Below is the data. Give it again, complete and exact.

Records provided:
· · · ·
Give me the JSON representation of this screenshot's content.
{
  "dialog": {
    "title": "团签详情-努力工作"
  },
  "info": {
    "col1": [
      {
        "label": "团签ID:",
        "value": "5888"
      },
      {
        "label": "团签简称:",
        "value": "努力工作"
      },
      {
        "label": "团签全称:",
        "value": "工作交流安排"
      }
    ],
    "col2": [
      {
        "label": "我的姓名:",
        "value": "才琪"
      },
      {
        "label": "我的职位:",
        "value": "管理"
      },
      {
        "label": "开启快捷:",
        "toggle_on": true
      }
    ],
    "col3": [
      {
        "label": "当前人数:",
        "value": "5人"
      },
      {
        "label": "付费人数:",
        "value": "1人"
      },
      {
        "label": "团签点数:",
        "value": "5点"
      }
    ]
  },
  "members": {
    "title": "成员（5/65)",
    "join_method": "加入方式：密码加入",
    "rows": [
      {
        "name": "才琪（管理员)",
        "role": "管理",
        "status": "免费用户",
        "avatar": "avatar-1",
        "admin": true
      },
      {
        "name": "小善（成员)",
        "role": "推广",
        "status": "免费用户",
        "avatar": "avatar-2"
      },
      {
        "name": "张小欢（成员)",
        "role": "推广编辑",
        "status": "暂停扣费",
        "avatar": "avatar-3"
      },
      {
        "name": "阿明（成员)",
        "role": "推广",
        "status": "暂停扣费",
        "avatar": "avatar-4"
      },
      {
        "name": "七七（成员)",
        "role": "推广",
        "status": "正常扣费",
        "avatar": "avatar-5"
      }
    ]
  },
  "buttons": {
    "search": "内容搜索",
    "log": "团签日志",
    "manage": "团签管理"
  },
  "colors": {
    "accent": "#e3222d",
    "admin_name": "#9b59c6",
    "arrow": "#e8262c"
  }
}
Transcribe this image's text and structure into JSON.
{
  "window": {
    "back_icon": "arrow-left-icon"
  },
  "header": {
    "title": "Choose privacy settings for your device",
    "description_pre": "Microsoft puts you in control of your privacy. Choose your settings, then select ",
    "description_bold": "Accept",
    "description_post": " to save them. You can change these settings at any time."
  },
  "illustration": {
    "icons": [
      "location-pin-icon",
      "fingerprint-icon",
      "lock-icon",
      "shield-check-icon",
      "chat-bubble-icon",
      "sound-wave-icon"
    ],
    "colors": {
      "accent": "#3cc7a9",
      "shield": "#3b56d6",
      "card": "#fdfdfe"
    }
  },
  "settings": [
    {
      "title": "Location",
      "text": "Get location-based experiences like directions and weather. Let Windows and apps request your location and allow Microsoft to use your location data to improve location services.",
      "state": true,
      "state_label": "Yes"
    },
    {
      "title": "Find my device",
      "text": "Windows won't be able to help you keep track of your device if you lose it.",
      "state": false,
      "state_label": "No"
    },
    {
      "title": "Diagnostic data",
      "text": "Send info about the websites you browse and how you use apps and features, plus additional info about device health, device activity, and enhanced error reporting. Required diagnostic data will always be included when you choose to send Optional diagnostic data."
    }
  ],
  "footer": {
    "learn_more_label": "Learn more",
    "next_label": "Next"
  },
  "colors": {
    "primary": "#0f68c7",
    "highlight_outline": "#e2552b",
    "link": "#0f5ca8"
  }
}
· · · ·
Written solution:
Give me the JSON representation of this screenshot's content.
{
  "dialog": {
    "title": "团签详情-努力工作"
  },
  "info": {
    "col1": [
      {
        "label": "团签ID:",
        "value": "5888"
      },
      {
        "label": "团签简称:",
        "value": "努力工作"
      },
      {
        "label": "团签全称:",
        "value": "工作交流安排"
      }
    ],
    "col2": [
      {
        "label": "我的姓名:",
        "value": "才琪"
      },
      {
        "label": "我的职位:",
        "value": "管理"
      },
      {
        "label": "开启快捷:",
        "toggle_on": true
      }
    ],
    "col3": [
      {
        "label": "当前人数:",
        "value": "5人"
      },
      {
        "label": "付费人数:",
        "value": "1人"
      },
      {
        "label": "团签点数:",
        "value": "5点"
      }
    ]
  },
  "members": {
    "title": "成员（5/65)",
    "join_method": "加入方式：密码加入",
    "rows": [
      {
        "name": "才琪（管理员)",
        "role": "管理",
        "status": "免费用户",
        "avatar": "avatar-1",
        "admin": true
      },
      {
        "name": "小善（成员)",
        "role": "推广",
        "status": "免费用户",
        "avatar": "avatar-2"
      },
      {
        "name": "张小欢（成员)",
        "role": "推广编辑",
        "status": "暂停扣费",
        "avatar": "avatar-3"
      },
      {
        "name": "阿明（成员)",
        "role": "推广",
        "status": "暂停扣费",
        "avatar": "avatar-4"
      },
      {
        "name": "七七（成员)",
        "role": "推广",
        "status": "正常扣费",
        "avatar": "avatar-5"
      }
    ]
  },
  "buttons": {
    "search": "内容搜索",
    "log": "团签日志",
    "manage": "团签管理"
  },
  "colors": {
    "accent": "#e3222d",
    "admin_name": "#9b59c6",
    "arrow": "#e8262c"
  }
}
Transcribe this image's text and structure into JSON.
{
  "window": {
    "back_icon": "arrow-left-icon"
  },
  "header": {
    "title": "Choose privacy settings for your device",
    "description_pre": "Microsoft puts you in control of your privacy. Choose your settings, then select ",
    "description_bold": "Accept",
    "description_post": " to save them. You can change these settings at any time."
  },
  "illustration": {
    "icons": [
      "location-pin-icon",
      "fingerprint-icon",
      "lock-icon",
      "shield-check-icon",
      "chat-bubble-icon",
      "sound-wave-icon"
    ],
    "colors": {
      "accent": "#3cc7a9",
      "shield": "#3b56d6",
      "card": "#fdfdfe"
    }
  },
  "settings": [
    {
      "title": "Location",
      "text": "Get location-based experiences like directions and weather. Let Windows and apps request your location and allow Microsoft to use your location data to improve location services.",
      "state": true,
      "state_label": "Yes"
    },
    {
      "title": "Find my device",
      "text": "Windows won't be able to help you keep track of your device if you lose it.",
      "state": false,
      "state_label": "No"
    },
    {
      "title": "Diagnostic data",
      "text": "Send info about the websites you browse and how you use apps and features, plus additional info about device health, device activity, and enhanced error reporting. Required diagnostic data will always be included when you choose to send Optional diagnostic data."
    }
  ],
  "footer": {
    "learn_more_label": "Learn more",
    "next_label": "Next"
  },
  "colors": {
    "primary": "#0f68c7",
    "highlight_outline": "#e2552b",
    "link": "#0f5ca8"
  }
}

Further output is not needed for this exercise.